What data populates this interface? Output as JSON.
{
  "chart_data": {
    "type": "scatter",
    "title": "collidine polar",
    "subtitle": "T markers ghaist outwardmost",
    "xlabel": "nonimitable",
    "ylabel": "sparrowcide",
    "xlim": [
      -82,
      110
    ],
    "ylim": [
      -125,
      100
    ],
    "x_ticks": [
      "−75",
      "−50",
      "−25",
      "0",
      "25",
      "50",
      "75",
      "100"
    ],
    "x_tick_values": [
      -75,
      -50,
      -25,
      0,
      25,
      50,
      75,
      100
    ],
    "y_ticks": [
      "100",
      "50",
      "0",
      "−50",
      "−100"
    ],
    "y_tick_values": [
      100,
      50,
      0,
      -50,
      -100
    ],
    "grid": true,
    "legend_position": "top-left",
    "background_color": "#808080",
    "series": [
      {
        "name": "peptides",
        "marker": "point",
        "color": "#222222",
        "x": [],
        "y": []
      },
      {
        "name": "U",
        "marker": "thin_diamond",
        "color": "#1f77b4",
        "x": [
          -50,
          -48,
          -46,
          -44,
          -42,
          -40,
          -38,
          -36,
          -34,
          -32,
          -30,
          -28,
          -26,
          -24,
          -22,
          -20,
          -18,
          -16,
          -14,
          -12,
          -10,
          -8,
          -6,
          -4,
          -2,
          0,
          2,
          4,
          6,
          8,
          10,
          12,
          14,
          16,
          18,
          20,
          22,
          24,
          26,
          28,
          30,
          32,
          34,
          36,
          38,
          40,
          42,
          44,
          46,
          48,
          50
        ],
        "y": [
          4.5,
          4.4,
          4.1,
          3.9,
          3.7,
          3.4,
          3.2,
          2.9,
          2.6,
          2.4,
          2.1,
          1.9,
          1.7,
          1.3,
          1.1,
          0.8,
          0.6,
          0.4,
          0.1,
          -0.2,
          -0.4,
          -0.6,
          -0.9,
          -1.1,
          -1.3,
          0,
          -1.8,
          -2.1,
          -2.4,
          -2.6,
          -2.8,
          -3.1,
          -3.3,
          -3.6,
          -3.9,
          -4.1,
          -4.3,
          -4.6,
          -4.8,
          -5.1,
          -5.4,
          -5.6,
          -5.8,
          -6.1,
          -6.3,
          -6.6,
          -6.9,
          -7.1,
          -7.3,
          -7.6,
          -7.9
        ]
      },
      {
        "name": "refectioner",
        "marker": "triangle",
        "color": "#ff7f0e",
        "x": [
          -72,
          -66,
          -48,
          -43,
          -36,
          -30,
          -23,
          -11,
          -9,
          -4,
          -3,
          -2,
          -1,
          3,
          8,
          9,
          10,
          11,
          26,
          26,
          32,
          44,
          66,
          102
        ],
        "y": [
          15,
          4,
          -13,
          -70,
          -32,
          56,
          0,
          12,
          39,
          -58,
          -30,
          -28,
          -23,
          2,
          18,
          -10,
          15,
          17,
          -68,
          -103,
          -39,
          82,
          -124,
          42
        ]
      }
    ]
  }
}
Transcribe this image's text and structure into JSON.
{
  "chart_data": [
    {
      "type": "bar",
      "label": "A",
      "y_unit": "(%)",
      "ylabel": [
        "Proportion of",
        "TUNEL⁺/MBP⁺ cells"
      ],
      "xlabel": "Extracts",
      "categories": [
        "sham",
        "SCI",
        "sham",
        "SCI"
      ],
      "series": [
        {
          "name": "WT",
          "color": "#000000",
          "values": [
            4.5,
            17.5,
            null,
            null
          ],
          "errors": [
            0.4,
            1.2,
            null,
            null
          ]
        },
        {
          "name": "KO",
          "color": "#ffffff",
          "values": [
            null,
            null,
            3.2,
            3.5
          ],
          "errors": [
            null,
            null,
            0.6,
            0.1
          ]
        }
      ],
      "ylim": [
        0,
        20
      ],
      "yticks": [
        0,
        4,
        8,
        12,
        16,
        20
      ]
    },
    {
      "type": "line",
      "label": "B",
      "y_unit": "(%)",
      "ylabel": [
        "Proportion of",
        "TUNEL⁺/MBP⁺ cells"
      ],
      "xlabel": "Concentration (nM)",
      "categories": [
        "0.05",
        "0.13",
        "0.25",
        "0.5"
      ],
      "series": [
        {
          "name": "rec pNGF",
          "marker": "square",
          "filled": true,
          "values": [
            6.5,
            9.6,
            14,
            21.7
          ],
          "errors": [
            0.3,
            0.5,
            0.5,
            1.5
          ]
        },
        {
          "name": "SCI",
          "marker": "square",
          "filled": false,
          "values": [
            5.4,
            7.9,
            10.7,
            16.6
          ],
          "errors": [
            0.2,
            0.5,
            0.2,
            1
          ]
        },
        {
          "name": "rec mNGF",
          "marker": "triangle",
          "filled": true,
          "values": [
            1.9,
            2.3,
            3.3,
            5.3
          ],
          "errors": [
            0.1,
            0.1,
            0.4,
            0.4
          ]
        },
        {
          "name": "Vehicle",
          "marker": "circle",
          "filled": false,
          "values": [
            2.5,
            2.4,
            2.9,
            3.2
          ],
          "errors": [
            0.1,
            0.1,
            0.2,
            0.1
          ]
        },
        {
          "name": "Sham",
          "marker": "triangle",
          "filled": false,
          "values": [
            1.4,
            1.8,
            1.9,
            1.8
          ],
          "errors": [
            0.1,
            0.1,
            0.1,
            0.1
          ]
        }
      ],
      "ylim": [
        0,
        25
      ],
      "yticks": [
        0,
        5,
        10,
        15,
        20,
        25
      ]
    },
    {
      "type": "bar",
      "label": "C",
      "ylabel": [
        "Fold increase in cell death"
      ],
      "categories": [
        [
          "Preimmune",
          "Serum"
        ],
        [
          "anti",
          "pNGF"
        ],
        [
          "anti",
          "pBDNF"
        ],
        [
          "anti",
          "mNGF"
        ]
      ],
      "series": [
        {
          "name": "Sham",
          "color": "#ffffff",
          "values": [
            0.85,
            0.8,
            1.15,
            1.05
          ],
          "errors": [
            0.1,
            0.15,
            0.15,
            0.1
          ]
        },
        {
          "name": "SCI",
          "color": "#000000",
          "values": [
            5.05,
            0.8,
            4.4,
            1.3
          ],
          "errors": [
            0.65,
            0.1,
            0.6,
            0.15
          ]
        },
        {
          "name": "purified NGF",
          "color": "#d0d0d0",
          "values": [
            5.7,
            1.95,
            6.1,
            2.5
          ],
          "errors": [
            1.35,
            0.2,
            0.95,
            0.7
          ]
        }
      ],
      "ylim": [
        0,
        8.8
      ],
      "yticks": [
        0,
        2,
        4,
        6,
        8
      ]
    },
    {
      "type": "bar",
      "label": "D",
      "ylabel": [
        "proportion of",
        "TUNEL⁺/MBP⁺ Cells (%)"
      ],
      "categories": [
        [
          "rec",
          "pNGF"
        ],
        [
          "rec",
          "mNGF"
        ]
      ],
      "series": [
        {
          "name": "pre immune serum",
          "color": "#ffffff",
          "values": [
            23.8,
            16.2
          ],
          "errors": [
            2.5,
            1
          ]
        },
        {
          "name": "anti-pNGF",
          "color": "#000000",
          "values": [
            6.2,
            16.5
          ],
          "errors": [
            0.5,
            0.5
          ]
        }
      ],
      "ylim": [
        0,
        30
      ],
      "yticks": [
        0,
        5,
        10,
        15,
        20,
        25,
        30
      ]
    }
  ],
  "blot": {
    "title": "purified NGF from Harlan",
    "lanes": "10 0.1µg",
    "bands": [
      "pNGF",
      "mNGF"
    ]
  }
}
+---+
- [WORK REQUIRED] Each line above should appear again, reproduced exactly.

- [EXERCISE RESPONSE]
What data populates this interface? Output as JSON.
{
  "chart_data": {
    "type": "scatter",
    "title": "collidine polar",
    "subtitle": "T markers ghaist outwardmost",
    "xlabel": "nonimitable",
    "ylabel": "sparrowcide",
    "xlim": [
      -82,
      110
    ],
    "ylim": [
      -125,
      100
    ],
    "x_ticks": [
      "−75",
      "−50",
      "−25",
      "0",
      "25",
      "50",
      "75",
      "100"
    ],
    "x_tick_values": [
      -75,
      -50,
      -25,
      0,
      25,
      50,
      75,
      100
    ],
    "y_ticks": [
      "100",
      "50",
      "0",
      "−50",
      "−100"
    ],
    "y_tick_values": [
      100,
      50,
      0,
      -50,
      -100
    ],
    "grid": true,
    "legend_position": "top-left",
    "background_color": "#808080",
    "series": [
      {
        "name": "peptides",
        "marker": "point",
        "color": "#222222",
        "x": [],
        "y": []
      },
      {
        "name": "U",
        "marker": "thin_diamond",
        "color": "#1f77b4",
        "x": [
          -50,
          -48,
          -46,
          -44,
          -42,
          -40,
          -38,
          -36,
          -34,
          -32,
          -30,
          -28,
          -26,
          -24,
          -22,
          -20,
          -18,
          -16,
          -14,
          -12,
          -10,
          -8,
          -6,
          -4,
          -2,
          0,
          2,
          4,
          6,
          8,
          10,
          12,
          14,
          16,
          18,
          20,
          22,
          24,
          26,
          28,
          30,
          32,
          34,
          36,
          38,
          40,
          42,
          44,
          46,
          48,
          50
        ],
        "y": [
          4.5,
          4.4,
          4.1,
          3.9,
          3.7,
          3.4,
          3.2,
          2.9,
          2.6,
          2.4,
          2.1,
          1.9,
          1.7,
          1.3,
          1.1,
          0.8,
          0.6,
          0.4,
          0.1,
          -0.2,
          -0.4,
          -0.6,
          -0.9,
          -1.1,
          -1.3,
          0,
          -1.8,
          -2.1,
          -2.4,
          -2.6,
          -2.8,
          -3.1,
          -3.3,
          -3.6,
          -3.9,
          -4.1,
          -4.3,
          -4.6,
          -4.8,
          -5.1,
          -5.4,
          -5.6,
          -5.8,
          -6.1,
          -6.3,
          -6.6,
          -6.9,
          -7.1,
          -7.3,
          -7.6,
          -7.9
        ]
      },
      {
        "name": "refectioner",
        "marker": "triangle",
        "color": "#ff7f0e",
        "x": [
          -72,
          -66,
          -48,
          -43,
          -36,
          -30,
          -23,
          -11,
          -9,
          -4,
          -3,
          -2,
          -1,
          3,
          8,
          9,
          10,
          11,
          26,
          26,
          32,
          44,
          66,
          102
        ],
        "y": [
          15,
          4,
          -13,
          -70,
          -32,
          56,
          0,
          12,
          39,
          -58,
          -30,
          -28,
          -23,
          2,
          18,
          -10,
          15,
          17,
          -68,
          -103,
          -39,
          82,
          -124,
          42
        ]
      }
    ]
  }
}
Transcribe this image's text and structure into JSON.
{
  "chart_data": [
    {
      "type": "bar",
      "label": "A",
      "y_unit": "(%)",
      "ylabel": [
        "Proportion of",
        "TUNEL⁺/MBP⁺ cells"
      ],
      "xlabel": "Extracts",
      "categories": [
        "sham",
        "SCI",
        "sham",
        "SCI"
      ],
      "series": [
        {
          "name": "WT",
          "color": "#000000",
          "values": [
            4.5,
            17.5,
            null,
            null
          ],
          "errors": [
            0.4,
            1.2,
            null,
            null
          ]
        },
        {
          "name": "KO",
          "color": "#ffffff",
          "values": [
            null,
            null,
            3.2,
            3.5
          ],
          "errors": [
            null,
            null,
            0.6,
            0.1
          ]
        }
      ],
      "ylim": [
        0,
        20
      ],
      "yticks": [
        0,
        4,
        8,
        12,
        16,
        20
      ]
    },
    {
      "type": "line",
      "label": "B",
      "y_unit": "(%)",
      "ylabel": [
        "Proportion of",
        "TUNEL⁺/MBP⁺ cells"
      ],
      "xlabel": "Concentration (nM)",
      "categories": [
        "0.05",
        "0.13",
        "0.25",
        "0.5"
      ],
      "series": [
        {
          "name": "rec pNGF",
          "marker": "square",
          "filled": true,
          "values": [
            6.5,
            9.6,
            14,
            21.7
          ],
          "errors": [
            0.3,
            0.5,
            0.5,
            1.5
          ]
        },
        {
          "name": "SCI",
          "marker": "square",
          "filled": false,
          "values": [
            5.4,
            7.9,
            10.7,
            16.6
          ],
          "errors": [
            0.2,
            0.5,
            0.2,
            1
          ]
        },
        {
          "name": "rec mNGF",
          "marker": "triangle",
          "filled": true,
          "values": [
            1.9,
            2.3,
            3.3,
            5.3
          ],
          "errors": [
            0.1,
            0.1,
            0.4,
            0.4
          ]
        },
        {
          "name": "Vehicle",
          "marker": "circle",
          "filled": false,
          "values": [
            2.5,
            2.4,
            2.9,
            3.2
          ],
          "errors": [
            0.1,
            0.1,
            0.2,
            0.1
          ]
        },
        {
          "name": "Sham",
          "marker": "triangle",
          "filled": false,
          "values": [
            1.4,
            1.8,
            1.9,
            1.8
          ],
          "errors": [
            0.1,
            0.1,
            0.1,
            0.1
          ]
        }
      ],
      "ylim": [
        0,
        25
      ],
      "yticks": [
        0,
        5,
        10,
        15,
        20,
        25
      ]
    },
    {
      "type": "bar",
      "label": "C",
      "ylabel": [
        "Fold increase in cell death"
      ],
      "categories": [
        [
          "Preimmune",
          "Serum"
        ],
        [
          "anti",
          "pNGF"
        ],
        [
          "anti",
          "pBDNF"
        ],
        [
          "anti",
          "mNGF"
        ]
      ],
      "series": [
        {
          "name": "Sham",
          "color": "#ffffff",
          "values": [
            0.85,
            0.8,
            1.15,
            1.05
          ],
          "errors": [
            0.1,
            0.15,
            0.15,
            0.1
          ]
        },
        {
          "name": "SCI",
          "color": "#000000",
          "values": [
            5.05,
            0.8,
            4.4,
            1.3
          ],
          "errors": [
            0.65,
            0.1,
            0.6,
            0.15
          ]
        },
        {
          "name": "purified NGF",
          "color": "#d0d0d0",
          "values": [
            5.7,
            1.95,
            6.1,
            2.5
          ],
          "errors": [
            1.35,
            0.2,
            0.95,
            0.7
          ]
        }
      ],
      "ylim": [
        0,
        8.8
      ],
      "yticks": [
        0,
        2,
        4,
        6,
        8
      ]
    },
    {
      "type": "bar",
      "label": "D",
      "ylabel": [
        "proportion of",
        "TUNEL⁺/MBP⁺ Cells (%)"
      ],
      "categories": [
        [
          "rec",
          "pNGF"
        ],
        [
          "rec",
          "mNGF"
        ]
      ],
      "series": [
        {
          "name": "pre immune serum",
          "color": "#ffffff",
          "values": [
            23.8,
            16.2
          ],
          "errors": [
            2.5,
            1
          ]
        },
        {
          "name": "anti-pNGF",
          "color": "#000000",
          "values": [
            6.2,
            16.5
          ],
          "errors": [
            0.5,
            0.5
          ]
        }
      ],
      "ylim": [
        0,
        30
      ],
      "yticks": [
        0,
        5,
        10,
        15,
        20,
        25,
        30
      ]
    }
  ],
  "blot": {
    "title": "purified NGF from Harlan",
    "lanes": "10 0.1µg",
    "bands": [
      "pNGF",
      "mNGF"
    ]
  }
}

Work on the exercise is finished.